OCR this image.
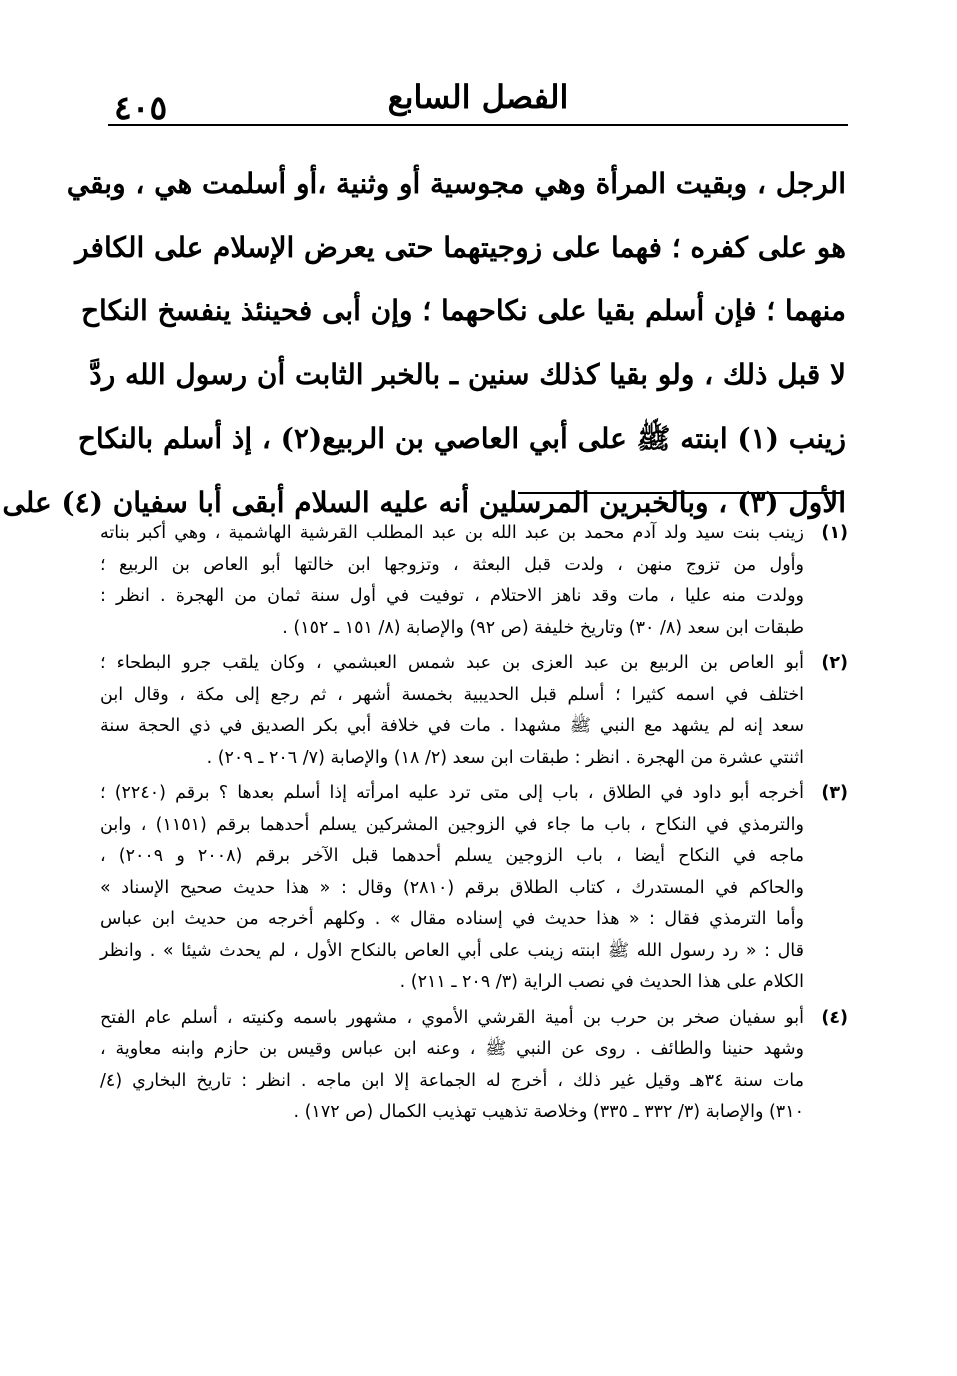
٤٠٥	الفصل السابع
الرجل ، وبقيت المرأة وهي مجوسية أو وثنية ،أو أسلمت هي ، وبقي
هو على كفره ؛ فهما على زوجيتهما حتى يعرض الإسلام على الكافر
منهما ؛ فإن أسلم بقيا على نكاحهما ؛ وإن أبى فحينئذ ينفسخ النكاح
لا قبل ذلك ، ولو بقيا كذلك سنين ـ بالخبر الثابت أن رسول الله ردَّ
زينب (١) ابنته ﷺ على أبي العاصي بن الربيع(٢) ، إذ أسلم بالنكاح
الأول (٣) ، وبالخبرين المرسلين أنه عليه السلام أبقى أبا سفيان (٤) على
(١)
زينب بنت سيد ولد آدم محمد بن عبد الله بن عبد المطلب القرشية الهاشمية ، وهي أكبر بناته
وأول من تزوج منهن ، ولدت قبل البعثة ، وتزوجها ابن خالتها أبو العاص بن الربيع ؛
وولدت منه عليا ، مات وقد ناهز الاحتلام ، توفيت في أول سنة ثمان من الهجرة . انظر :
طبقات ابن سعد (٨/ ٣٠) وتاريخ خليفة (ص ٩٢) والإصابة (٨/ ١٥١ ـ ١٥٢) .
(٢)
أبو العاص بن الربيع بن عبد العزى بن عبد شمس العبشمي ، وكان يلقب جرو البطحاء ؛
اختلف في اسمه كثيرا ؛ أسلم قبل الحديبية بخمسة أشهر ، ثم رجع إلى مكة ، وقال ابن
سعد إنه لم يشهد مع النبي ﷺ مشهدا . مات في خلافة أبي بكر الصديق في ذي الحجة سنة
اثنتي عشرة من الهجرة . انظر : طبقات ابن سعد (٢/ ١٨) والإصابة (٧/ ٢٠٦ ـ ٢٠٩) .
(٣)
أخرجه أبو داود في الطلاق ، باب إلى متى ترد عليه امرأته إذا أسلم بعدها ؟ برقم (٢٢٤٠) ؛
والترمذي في النكاح ، باب ما جاء في الزوجين المشركين يسلم أحدهما برقم (١١٥١) ، وابن
ماجه في النكاح أيضا ، باب الزوجين يسلم أحدهما قبل الآخر برقم (٢٠٠٨ و ٢٠٠٩) ،
والحاكم في المستدرك ، كتاب الطلاق برقم (٢٨١٠) وقال : « هذا حديث صحيح الإسناد »
وأما الترمذي فقال : « هذا حديث في إسناده مقال » . وكلهم أخرجه من حديث ابن عباس
قال : « رد رسول الله ﷺ ابنته زينب على أبي العاص بالنكاح الأول ، لم يحدث شيئا » . وانظر
الكلام على هذا الحديث في نصب الراية (٣/ ٢٠٩ ـ ٢١١) .
(٤)
أبو سفيان صخر بن حرب بن أمية القرشي الأموي ، مشهور باسمه وكنيته ، أسلم عام الفتح
وشهد حنينا والطائف . روى عن النبي ﷺ ، وعنه ابن عباس وقيس بن حازم وابنه معاوية ،
مات سنة ٣٤هـ وقيل غير ذلك ، أخرج له الجماعة إلا ابن ماجه . انظر : تاريخ البخاري (٤/
٣١٠) والإصابة (٣/ ٣٣٢ ـ ٣٣٥) وخلاصة تذهيب تهذيب الكمال (ص ١٧٢) .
*-*-*
> _To be done_
Within the data above, count the lines that contain the string "يسلم"; the reply is the number alone.

> _Written solution_
2